Pictures should be excluded; otherwise, copy every entry exactly.
━━━━━ Given records
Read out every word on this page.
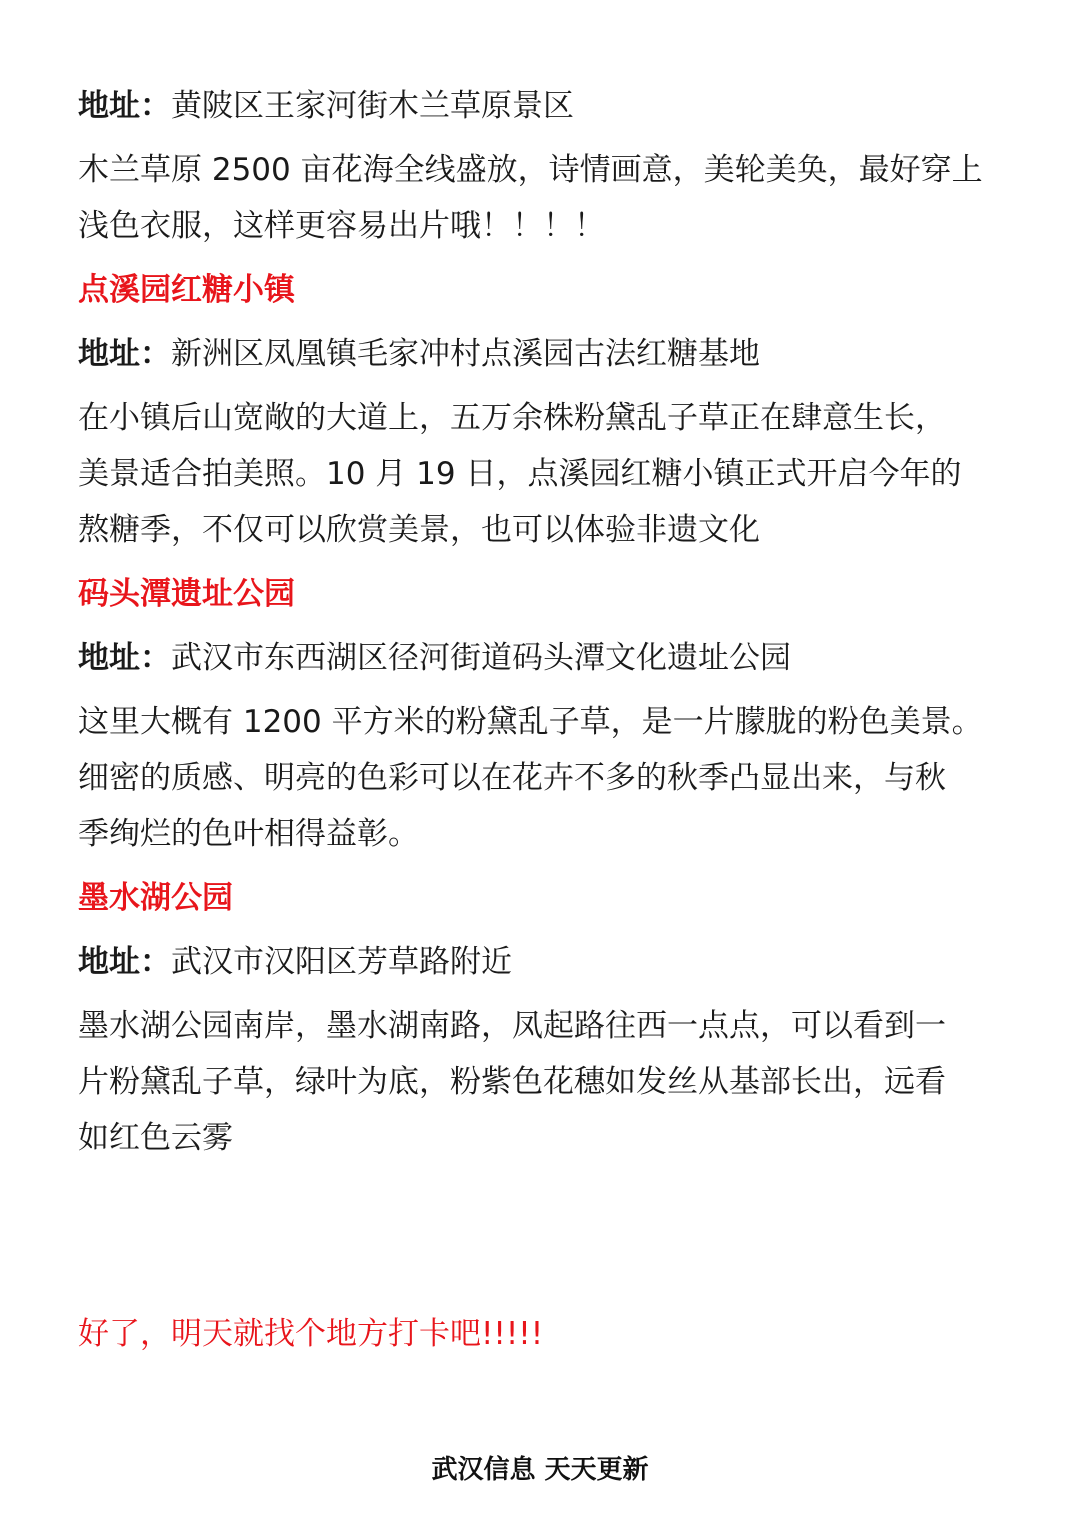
地址：黄陂区王家河街木兰草原景区

木兰草原 2500 亩花海全线盛放，诗情画意，美轮美奂，最好穿上

浅色衣服，这样更容易出片哦！！！！

点溪园红糖小镇

地址：新洲区凤凰镇毛家冲村点溪园古法红糖基地

在小镇后山宽敞的大道上，五万余株粉黛乱子草正在肆意生长，

美景适合拍美照。10 月 19 日，点溪园红糖小镇正式开启今年的

熬糖季，不仅可以欣赏美景，也可以体验非遗文化

码头潭遗址公园

地址：武汉市东西湖区径河街道码头潭文化遗址公园

这里大概有 1200 平方米的粉黛乱子草，是一片朦胧的粉色美景。

细密的质感、明亮的色彩可以在花卉不多的秋季凸显出来，与秋

季绚烂的色叶相得益彰。

墨水湖公园

地址：武汉市汉阳区芳草路附近

墨水湖公园南岸，墨水湖南路，凤起路往西一点点，可以看到一

片粉黛乱子草，绿叶为底，粉紫色花穗如发丝从基部长出，远看

如红色云雾

好了，明天就找个地方打卡吧!!!!!

武汉信息 天天更新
━━━━━━━━━━
**Output**
Read out every word on this page.
地址：黄陂区王家河街木兰草原景区

木兰草原 2500 亩花海全线盛放，诗情画意，美轮美奂，最好穿上

浅色衣服，这样更容易出片哦！！！！

点溪园红糖小镇

地址：新洲区凤凰镇毛家冲村点溪园古法红糖基地

在小镇后山宽敞的大道上，五万余株粉黛乱子草正在肆意生长，

美景适合拍美照。10 月 19 日，点溪园红糖小镇正式开启今年的

熬糖季，不仅可以欣赏美景，也可以体验非遗文化

码头潭遗址公园

地址：武汉市东西湖区径河街道码头潭文化遗址公园

这里大概有 1200 平方米的粉黛乱子草，是一片朦胧的粉色美景。

细密的质感、明亮的色彩可以在花卉不多的秋季凸显出来，与秋

季绚烂的色叶相得益彰。

墨水湖公园

地址：武汉市汉阳区芳草路附近

墨水湖公园南岸，墨水湖南路，凤起路往西一点点，可以看到一

片粉黛乱子草，绿叶为底，粉紫色花穗如发丝从基部长出，远看

如红色云雾

好了，明天就找个地方打卡吧!!!!!

武汉信息 天天更新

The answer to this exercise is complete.